- WHAT THE TASK REQUIRES -
Your task is to transcribe all of the data below exactly, omitting the images.

(Source records)
──────

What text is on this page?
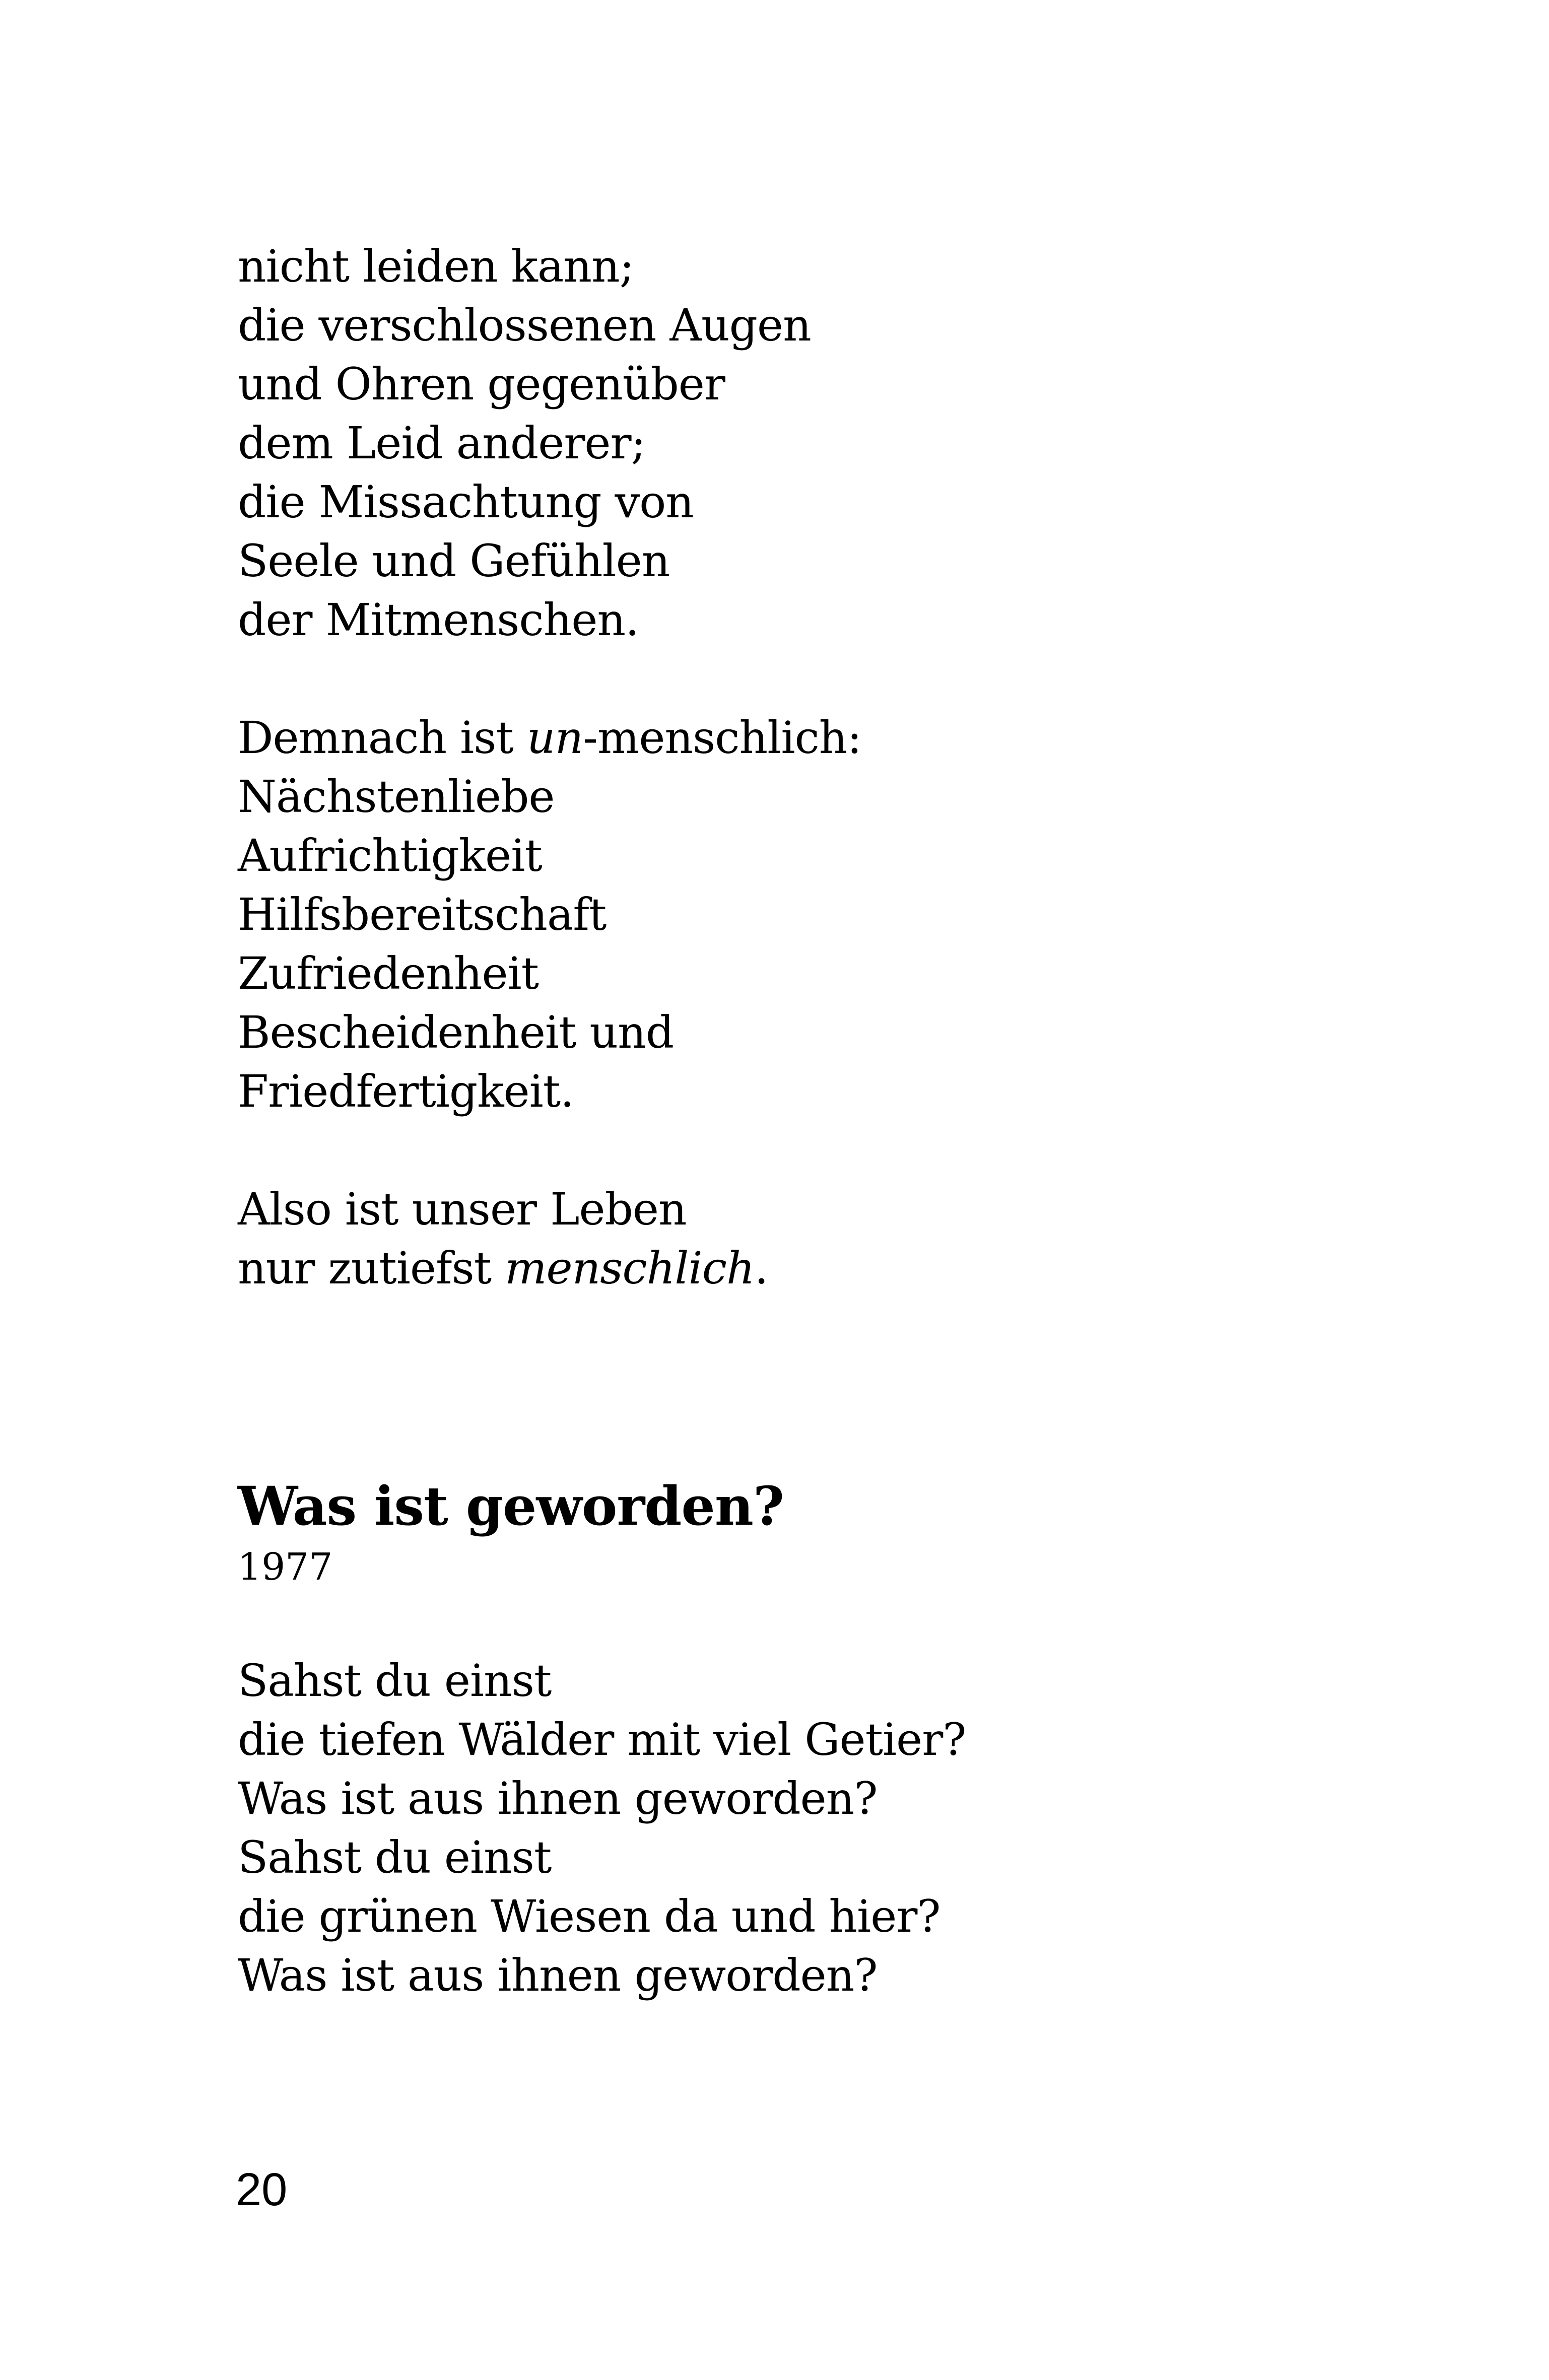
nicht leiden kann;
die verschlossenen Augen
und Ohren gegenüber
dem Leid anderer;
die Missachtung von
Seele und Gefühlen
der Mitmenschen.
Demnach ist un-menschlich:
Nächstenliebe
Aufrichtigkeit
Hilfsbereitschaft
Zufriedenheit
Bescheidenheit und
Friedfertigkeit.
Also ist unser Leben
nur zutiefst menschlich.
Was ist geworden?
1977
Sahst du einst
die tiefen Wälder mit viel Getier?
Was ist aus ihnen geworden?
Sahst du einst
die grünen Wiesen da und hier?
Was ist aus ihnen geworden?
20
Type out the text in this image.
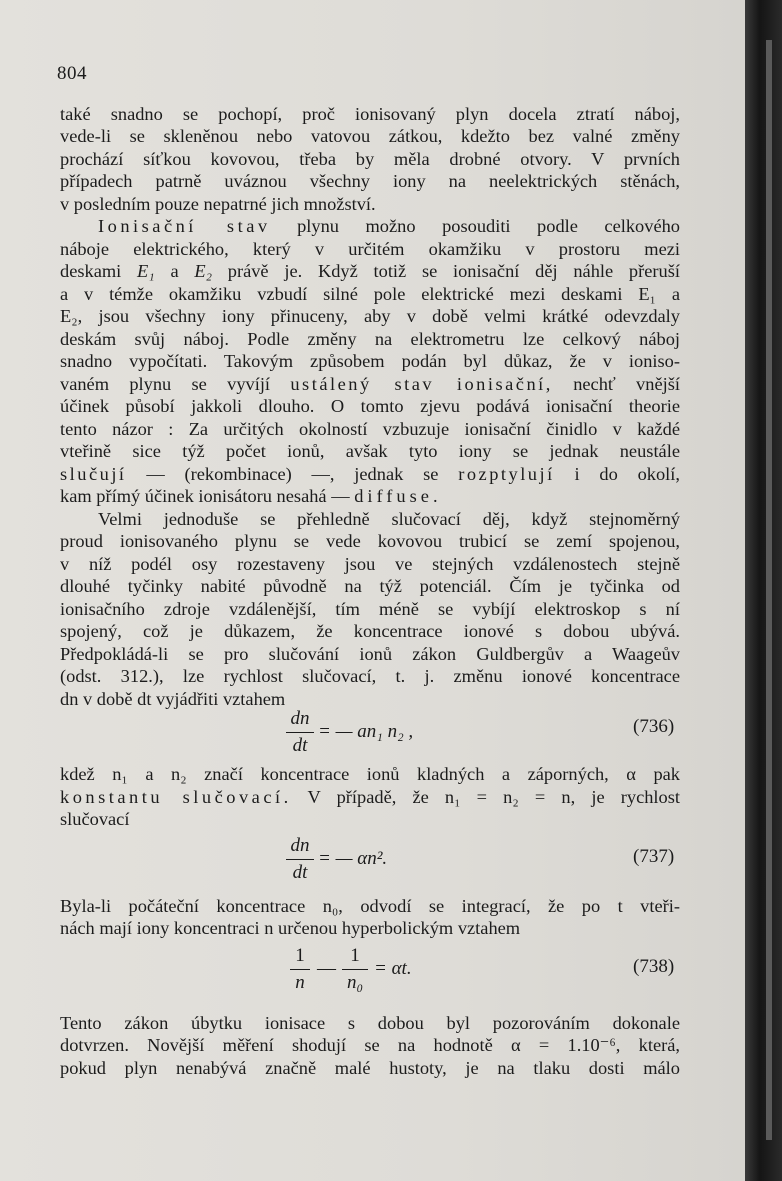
804
také snadno se pochopí, proč ionisovaný plyn docela ztratí náboj,
vede-li se skleněnou nebo vatovou zátkou, kdežto bez valné změny
prochází síťkou kovovou, třeba by měla drobné otvory. V prvních
případech patrně uváznou všechny iony na neelektrických stěnách,
v posledním pouze nepatrné jich množství.
Ionisační stav plynu možno posouditi podle celkového
náboje elektrického, který v určitém okamžiku v prostoru mezi
deskami E₁ a E₂ právě je. Když totiž se ionisační děj náhle přeruší
a v témže okamžiku vzbudí silné pole elektrické mezi deskami E₁ a
E₂, jsou všechny iony přinuceny, aby v době velmi krátké odevzdaly
deskám svůj náboj. Podle změny na elektrometru lze celkový náboj
snadno vypočítati. Takovým způsobem podán byl důkaz, že v ioniso-
vaném plynu se vyvíjí ustálený stav ionisační, nechť vnější
účinek působí jakkoli dlouho. O tomto zjevu podává ionisační theorie
tento názor : Za určitých okolností vzbuzuje ionisační činidlo v každé
vteřině sice týž počet ionů, avšak tyto iony se jednak neustále
slučují — (rekombinace) —, jednak se rozptylují i do okolí,
kam přímý účinek ionisátoru nesahá — diffuse.
Velmi jednoduše se přehledně slučovací děj, když stejnoměrný
proud ionisovaného plynu se vede kovovou trubicí se zemí spojenou,
v níž podél osy rozestaveny jsou ve stejných vzdálenostech stejně
dlouhé tyčinky nabité původně na týž potenciál. Čím je tyčinka od
ionisačního zdroje vzdálenější, tím méně se vybíjí elektroskop s ní
spojený, což je důkazem, že koncentrace ionové s dobou ubývá.
Předpokládá-li se pro slučování ionů zákon Guldbergův a Waageův
(odst. 312.), lze rychlost slučovací, t. j. změnu ionové koncentrace
dn v době dt vyjádřiti vztahem
dn
dt
= — an₁ n₂ ,	(736)
kdež n₁ a n₂ značí koncentrace ionů kladných a záporných, α pak
konstantu slučovací. V případě, že n₁ = n₂ = n, je rychlost
slučovací
dn
dt
= — αn².	(737)
Byla-li počáteční koncentrace n₀, odvodí se integrací, že po t vteři-
nách mají iony koncentraci n určenou hyperbolickým vztahem
1
n
—
1
n₀
= αt.	(738)
Tento zákon úbytku ionisace s dobou byl pozorováním dokonale
dotvrzen. Novější měření shodují se na hodnotě α = 1.10⁻⁶, která,
pokud plyn nenabývá značně malé hustoty, je na tlaku dosti málo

──────

- THE SOLUTION -
What text is on this page?
nicht leiden kann;
die verschlossenen Augen
und Ohren gegenüber
dem Leid anderer;
die Missachtung von
Seele und Gefühlen
der Mitmenschen.
Demnach ist un-menschlich:
Nächstenliebe
Aufrichtigkeit
Hilfsbereitschaft
Zufriedenheit
Bescheidenheit und
Friedfertigkeit.
Also ist unser Leben
nur zutiefst menschlich.
Was ist geworden?
1977
Sahst du einst
die tiefen Wälder mit viel Getier?
Was ist aus ihnen geworden?
Sahst du einst
die grünen Wiesen da und hier?
Was ist aus ihnen geworden?
20
Type out the text in this image.
804
také snadno se pochopí, proč ionisovaný plyn docela ztratí náboj,
vede-li se skleněnou nebo vatovou zátkou, kdežto bez valné změny
prochází síťkou kovovou, třeba by měla drobné otvory. V prvních
případech patrně uváznou všechny iony na neelektrických stěnách,
v posledním pouze nepatrné jich množství.
Ionisační stav plynu možno posouditi podle celkového
náboje elektrického, který v určitém okamžiku v prostoru mezi
deskami E₁ a E₂ právě je. Když totiž se ionisační děj náhle přeruší
a v témže okamžiku vzbudí silné pole elektrické mezi deskami E₁ a
E₂, jsou všechny iony přinuceny, aby v době velmi krátké odevzdaly
deskám svůj náboj. Podle změny na elektrometru lze celkový náboj
snadno vypočítati. Takovým způsobem podán byl důkaz, že v ioniso-
vaném plynu se vyvíjí ustálený stav ionisační, nechť vnější
účinek působí jakkoli dlouho. O tomto zjevu podává ionisační theorie
tento názor : Za určitých okolností vzbuzuje ionisační činidlo v každé
vteřině sice týž počet ionů, avšak tyto iony se jednak neustále
slučují — (rekombinace) —, jednak se rozptylují i do okolí,
kam přímý účinek ionisátoru nesahá — diffuse.
Velmi jednoduše se přehledně slučovací děj, když stejnoměrný
proud ionisovaného plynu se vede kovovou trubicí se zemí spojenou,
v níž podél osy rozestaveny jsou ve stejných vzdálenostech stejně
dlouhé tyčinky nabité původně na týž potenciál. Čím je tyčinka od
ionisačního zdroje vzdálenější, tím méně se vybíjí elektroskop s ní
spojený, což je důkazem, že koncentrace ionové s dobou ubývá.
Předpokládá-li se pro slučování ionů zákon Guldbergův a Waageův
(odst. 312.), lze rychlost slučovací, t. j. změnu ionové koncentrace
dn v době dt vyjádřiti vztahem
dn
dt
= — an₁ n₂ ,	(736)
kdež n₁ a n₂ značí koncentrace ionů kladných a záporných, α pak
konstantu slučovací. V případě, že n₁ = n₂ = n, je rychlost
slučovací
dn
dt
= — αn².	(737)
Byla-li počáteční koncentrace n₀, odvodí se integrací, že po t vteři-
nách mají iony koncentraci n určenou hyperbolickým vztahem
1
n
—
1
n₀
= αt.	(738)
Tento zákon úbytku ionisace s dobou byl pozorováním dokonale
dotvrzen. Novější měření shodují se na hodnotě α = 1.10⁻⁶, která,
pokud plyn nenabývá značně malé hustoty, je na tlaku dosti málo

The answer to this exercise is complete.